### TO BE DONE
Could you transcribe the material below exactly, without leaving out a single line?

Data extracted from a collection:
========
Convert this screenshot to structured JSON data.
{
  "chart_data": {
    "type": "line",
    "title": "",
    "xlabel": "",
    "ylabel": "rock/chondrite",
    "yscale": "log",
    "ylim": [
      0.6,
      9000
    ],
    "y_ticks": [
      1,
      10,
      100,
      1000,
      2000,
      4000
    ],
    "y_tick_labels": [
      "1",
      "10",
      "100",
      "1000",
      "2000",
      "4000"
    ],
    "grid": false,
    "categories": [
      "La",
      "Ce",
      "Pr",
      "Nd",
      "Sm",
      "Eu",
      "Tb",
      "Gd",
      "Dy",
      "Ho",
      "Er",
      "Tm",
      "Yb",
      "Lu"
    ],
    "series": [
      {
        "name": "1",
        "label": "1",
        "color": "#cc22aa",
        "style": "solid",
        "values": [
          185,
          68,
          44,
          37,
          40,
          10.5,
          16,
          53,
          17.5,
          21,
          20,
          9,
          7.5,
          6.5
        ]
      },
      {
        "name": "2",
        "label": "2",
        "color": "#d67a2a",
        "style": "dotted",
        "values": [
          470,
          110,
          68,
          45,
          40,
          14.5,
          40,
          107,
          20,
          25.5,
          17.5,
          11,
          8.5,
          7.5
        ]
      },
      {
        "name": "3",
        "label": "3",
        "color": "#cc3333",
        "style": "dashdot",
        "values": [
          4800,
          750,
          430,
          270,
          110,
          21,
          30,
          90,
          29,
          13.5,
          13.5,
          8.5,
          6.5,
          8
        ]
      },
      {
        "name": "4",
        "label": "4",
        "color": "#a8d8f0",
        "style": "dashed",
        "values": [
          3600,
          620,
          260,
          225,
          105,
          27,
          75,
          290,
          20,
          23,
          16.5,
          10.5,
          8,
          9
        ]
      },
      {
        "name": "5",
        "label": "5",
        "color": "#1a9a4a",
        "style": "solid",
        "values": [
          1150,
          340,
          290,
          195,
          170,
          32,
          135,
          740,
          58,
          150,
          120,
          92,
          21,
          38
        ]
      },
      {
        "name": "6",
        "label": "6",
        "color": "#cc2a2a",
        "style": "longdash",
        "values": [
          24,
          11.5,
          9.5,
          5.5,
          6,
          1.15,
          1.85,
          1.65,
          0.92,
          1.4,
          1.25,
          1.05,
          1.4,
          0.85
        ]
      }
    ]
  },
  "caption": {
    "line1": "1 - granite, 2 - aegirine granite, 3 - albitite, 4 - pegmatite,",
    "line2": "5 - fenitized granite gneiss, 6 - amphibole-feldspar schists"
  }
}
========
### THE RESULT
Convert this screenshot to structured JSON data.
{
  "chart_data": {
    "type": "line",
    "title": "",
    "xlabel": "",
    "ylabel": "rock/chondrite",
    "yscale": "log",
    "ylim": [
      0.6,
      9000
    ],
    "y_ticks": [
      1,
      10,
      100,
      1000,
      2000,
      4000
    ],
    "y_tick_labels": [
      "1",
      "10",
      "100",
      "1000",
      "2000",
      "4000"
    ],
    "grid": false,
    "categories": [
      "La",
      "Ce",
      "Pr",
      "Nd",
      "Sm",
      "Eu",
      "Tb",
      "Gd",
      "Dy",
      "Ho",
      "Er",
      "Tm",
      "Yb",
      "Lu"
    ],
    "series": [
      {
        "name": "1",
        "label": "1",
        "color": "#cc22aa",
        "style": "solid",
        "values": [
          185,
          68,
          44,
          37,
          40,
          10.5,
          16,
          53,
          17.5,
          21,
          20,
          9,
          7.5,
          6.5
        ]
      },
      {
        "name": "2",
        "label": "2",
        "color": "#d67a2a",
        "style": "dotted",
        "values": [
          470,
          110,
          68,
          45,
          40,
          14.5,
          40,
          107,
          20,
          25.5,
          17.5,
          11,
          8.5,
          7.5
        ]
      },
      {
        "name": "3",
        "label": "3",
        "color": "#cc3333",
        "style": "dashdot",
        "values": [
          4800,
          750,
          430,
          270,
          110,
          21,
          30,
          90,
          29,
          13.5,
          13.5,
          8.5,
          6.5,
          8
        ]
      },
      {
        "name": "4",
        "label": "4",
        "color": "#a8d8f0",
        "style": "dashed",
        "values": [
          3600,
          620,
          260,
          225,
          105,
          27,
          75,
          290,
          20,
          23,
          16.5,
          10.5,
          8,
          9
        ]
      },
      {
        "name": "5",
        "label": "5",
        "color": "#1a9a4a",
        "style": "solid",
        "values": [
          1150,
          340,
          290,
          195,
          170,
          32,
          135,
          740,
          58,
          150,
          120,
          92,
          21,
          38
        ]
      },
      {
        "name": "6",
        "label": "6",
        "color": "#cc2a2a",
        "style": "longdash",
        "values": [
          24,
          11.5,
          9.5,
          5.5,
          6,
          1.15,
          1.85,
          1.65,
          0.92,
          1.4,
          1.25,
          1.05,
          1.4,
          0.85
        ]
      }
    ]
  },
  "caption": {
    "line1": "1 - granite, 2 - aegirine granite, 3 - albitite, 4 - pegmatite,",
    "line2": "5 - fenitized granite gneiss, 6 - amphibole-feldspar schists"
  }
}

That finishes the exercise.